Exercise instructions =
Lines holding the string "color" are the ones to copy from this listing.

Provided data =
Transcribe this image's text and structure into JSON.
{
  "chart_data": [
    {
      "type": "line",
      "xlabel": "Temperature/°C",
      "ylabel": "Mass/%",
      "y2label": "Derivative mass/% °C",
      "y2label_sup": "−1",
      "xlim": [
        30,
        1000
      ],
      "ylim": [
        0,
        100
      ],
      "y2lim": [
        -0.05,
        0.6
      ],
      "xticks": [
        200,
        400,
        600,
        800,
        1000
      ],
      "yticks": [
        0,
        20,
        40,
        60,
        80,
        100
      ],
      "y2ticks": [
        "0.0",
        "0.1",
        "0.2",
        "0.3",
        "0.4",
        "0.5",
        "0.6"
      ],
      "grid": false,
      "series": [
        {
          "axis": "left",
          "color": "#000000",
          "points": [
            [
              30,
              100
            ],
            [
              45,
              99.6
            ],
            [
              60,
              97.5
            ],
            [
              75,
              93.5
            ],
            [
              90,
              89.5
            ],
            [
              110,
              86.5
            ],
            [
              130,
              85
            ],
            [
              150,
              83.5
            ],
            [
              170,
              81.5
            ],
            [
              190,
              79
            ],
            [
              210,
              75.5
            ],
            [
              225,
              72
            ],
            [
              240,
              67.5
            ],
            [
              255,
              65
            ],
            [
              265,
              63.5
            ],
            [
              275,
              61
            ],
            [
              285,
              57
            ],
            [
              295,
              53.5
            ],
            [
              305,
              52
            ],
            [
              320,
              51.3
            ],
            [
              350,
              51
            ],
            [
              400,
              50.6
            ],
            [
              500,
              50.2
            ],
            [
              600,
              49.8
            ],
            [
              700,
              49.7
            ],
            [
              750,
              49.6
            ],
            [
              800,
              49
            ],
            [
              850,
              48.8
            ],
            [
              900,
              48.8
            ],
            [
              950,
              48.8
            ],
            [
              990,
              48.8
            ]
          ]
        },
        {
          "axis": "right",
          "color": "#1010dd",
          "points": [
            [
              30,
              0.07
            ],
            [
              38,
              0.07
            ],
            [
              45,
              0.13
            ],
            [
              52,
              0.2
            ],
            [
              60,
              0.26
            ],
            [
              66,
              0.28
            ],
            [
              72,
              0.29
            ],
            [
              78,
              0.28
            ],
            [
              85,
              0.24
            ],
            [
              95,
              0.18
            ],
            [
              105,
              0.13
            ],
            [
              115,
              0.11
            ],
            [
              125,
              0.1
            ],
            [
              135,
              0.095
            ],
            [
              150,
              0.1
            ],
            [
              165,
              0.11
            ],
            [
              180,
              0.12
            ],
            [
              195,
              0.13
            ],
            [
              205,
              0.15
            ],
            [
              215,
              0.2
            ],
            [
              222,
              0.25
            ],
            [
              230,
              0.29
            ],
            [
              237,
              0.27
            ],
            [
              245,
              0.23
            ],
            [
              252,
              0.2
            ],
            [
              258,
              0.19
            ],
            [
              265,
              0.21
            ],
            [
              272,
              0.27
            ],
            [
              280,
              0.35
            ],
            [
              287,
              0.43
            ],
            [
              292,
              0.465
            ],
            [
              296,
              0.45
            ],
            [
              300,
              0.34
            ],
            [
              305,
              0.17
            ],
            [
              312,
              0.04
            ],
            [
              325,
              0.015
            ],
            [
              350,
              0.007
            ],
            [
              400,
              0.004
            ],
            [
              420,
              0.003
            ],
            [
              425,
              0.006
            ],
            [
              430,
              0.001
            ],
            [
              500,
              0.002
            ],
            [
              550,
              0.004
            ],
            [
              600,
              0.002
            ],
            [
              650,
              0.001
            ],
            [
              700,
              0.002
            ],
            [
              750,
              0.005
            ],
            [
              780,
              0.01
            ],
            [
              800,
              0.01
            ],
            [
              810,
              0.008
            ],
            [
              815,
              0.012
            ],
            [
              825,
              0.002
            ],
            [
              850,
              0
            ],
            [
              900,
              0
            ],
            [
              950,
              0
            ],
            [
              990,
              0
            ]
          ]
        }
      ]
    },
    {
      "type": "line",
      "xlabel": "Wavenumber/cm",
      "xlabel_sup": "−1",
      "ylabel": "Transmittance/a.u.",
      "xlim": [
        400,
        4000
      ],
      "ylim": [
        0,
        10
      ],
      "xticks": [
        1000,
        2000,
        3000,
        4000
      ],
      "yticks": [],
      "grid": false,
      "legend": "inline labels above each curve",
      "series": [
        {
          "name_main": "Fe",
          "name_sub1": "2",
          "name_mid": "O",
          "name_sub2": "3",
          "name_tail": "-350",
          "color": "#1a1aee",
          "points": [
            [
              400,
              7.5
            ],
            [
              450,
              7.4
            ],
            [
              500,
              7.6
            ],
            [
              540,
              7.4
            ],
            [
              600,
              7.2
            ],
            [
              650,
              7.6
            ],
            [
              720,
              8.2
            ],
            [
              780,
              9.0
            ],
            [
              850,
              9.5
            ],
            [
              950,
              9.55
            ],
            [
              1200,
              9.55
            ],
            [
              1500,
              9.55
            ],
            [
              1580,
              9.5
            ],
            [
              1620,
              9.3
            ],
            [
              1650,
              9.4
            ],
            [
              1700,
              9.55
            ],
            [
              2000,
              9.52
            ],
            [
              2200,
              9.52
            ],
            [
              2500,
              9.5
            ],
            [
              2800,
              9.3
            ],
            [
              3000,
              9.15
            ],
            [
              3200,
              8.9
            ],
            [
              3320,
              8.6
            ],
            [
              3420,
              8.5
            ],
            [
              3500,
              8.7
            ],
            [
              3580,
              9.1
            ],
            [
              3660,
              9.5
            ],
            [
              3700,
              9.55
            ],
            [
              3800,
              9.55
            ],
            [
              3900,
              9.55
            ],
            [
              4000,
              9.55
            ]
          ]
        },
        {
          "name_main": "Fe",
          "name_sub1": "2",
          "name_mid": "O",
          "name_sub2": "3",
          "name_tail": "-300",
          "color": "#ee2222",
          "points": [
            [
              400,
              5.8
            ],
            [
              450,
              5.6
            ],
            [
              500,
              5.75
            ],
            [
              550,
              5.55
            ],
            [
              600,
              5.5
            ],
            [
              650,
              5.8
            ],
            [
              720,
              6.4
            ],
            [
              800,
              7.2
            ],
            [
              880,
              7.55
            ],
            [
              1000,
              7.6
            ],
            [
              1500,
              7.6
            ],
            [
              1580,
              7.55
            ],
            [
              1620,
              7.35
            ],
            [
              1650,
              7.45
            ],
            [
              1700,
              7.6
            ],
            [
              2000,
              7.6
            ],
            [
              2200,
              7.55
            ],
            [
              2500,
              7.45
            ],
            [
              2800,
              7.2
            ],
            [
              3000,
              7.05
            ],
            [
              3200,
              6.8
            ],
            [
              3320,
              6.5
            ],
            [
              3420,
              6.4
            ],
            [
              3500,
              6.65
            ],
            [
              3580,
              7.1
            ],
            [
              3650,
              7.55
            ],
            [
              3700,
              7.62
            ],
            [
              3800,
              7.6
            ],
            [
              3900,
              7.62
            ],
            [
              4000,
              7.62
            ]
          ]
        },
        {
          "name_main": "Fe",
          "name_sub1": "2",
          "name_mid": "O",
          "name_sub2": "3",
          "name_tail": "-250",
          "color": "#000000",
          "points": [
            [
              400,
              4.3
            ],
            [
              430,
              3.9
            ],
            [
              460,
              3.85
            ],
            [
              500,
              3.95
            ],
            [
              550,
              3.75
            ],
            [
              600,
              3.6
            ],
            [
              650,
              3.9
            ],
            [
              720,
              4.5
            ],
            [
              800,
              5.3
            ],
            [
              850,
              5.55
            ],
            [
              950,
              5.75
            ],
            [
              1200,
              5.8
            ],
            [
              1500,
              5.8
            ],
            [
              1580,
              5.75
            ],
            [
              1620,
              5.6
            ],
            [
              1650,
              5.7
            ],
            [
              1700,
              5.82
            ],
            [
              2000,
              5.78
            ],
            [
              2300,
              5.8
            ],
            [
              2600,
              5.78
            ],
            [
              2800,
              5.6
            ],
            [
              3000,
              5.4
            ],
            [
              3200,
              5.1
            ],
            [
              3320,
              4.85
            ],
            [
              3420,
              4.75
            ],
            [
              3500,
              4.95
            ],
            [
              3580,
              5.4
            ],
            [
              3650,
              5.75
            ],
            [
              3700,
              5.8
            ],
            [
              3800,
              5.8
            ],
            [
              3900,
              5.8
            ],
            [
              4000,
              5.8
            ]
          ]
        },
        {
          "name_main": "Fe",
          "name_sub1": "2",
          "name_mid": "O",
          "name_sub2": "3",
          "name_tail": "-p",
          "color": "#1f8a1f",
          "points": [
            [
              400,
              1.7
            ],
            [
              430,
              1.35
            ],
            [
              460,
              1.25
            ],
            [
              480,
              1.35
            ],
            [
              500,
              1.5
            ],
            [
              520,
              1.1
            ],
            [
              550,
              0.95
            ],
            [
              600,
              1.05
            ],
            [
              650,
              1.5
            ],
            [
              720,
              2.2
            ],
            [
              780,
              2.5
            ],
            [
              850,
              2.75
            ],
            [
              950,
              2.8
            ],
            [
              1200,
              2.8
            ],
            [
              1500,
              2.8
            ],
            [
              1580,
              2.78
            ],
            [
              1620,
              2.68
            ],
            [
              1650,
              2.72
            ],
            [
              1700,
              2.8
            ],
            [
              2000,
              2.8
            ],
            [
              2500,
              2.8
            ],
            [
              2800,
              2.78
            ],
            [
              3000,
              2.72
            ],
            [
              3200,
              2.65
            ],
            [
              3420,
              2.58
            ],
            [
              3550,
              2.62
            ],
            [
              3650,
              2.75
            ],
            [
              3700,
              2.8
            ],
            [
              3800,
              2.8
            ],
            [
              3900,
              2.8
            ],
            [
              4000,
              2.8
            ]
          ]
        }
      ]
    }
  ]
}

Answer =
          "color": "#000000",
          "color": "#1010dd",
          "color": "#1a1aee",
          "color": "#ee2222",
          "color": "#000000",
          "color": "#1f8a1f",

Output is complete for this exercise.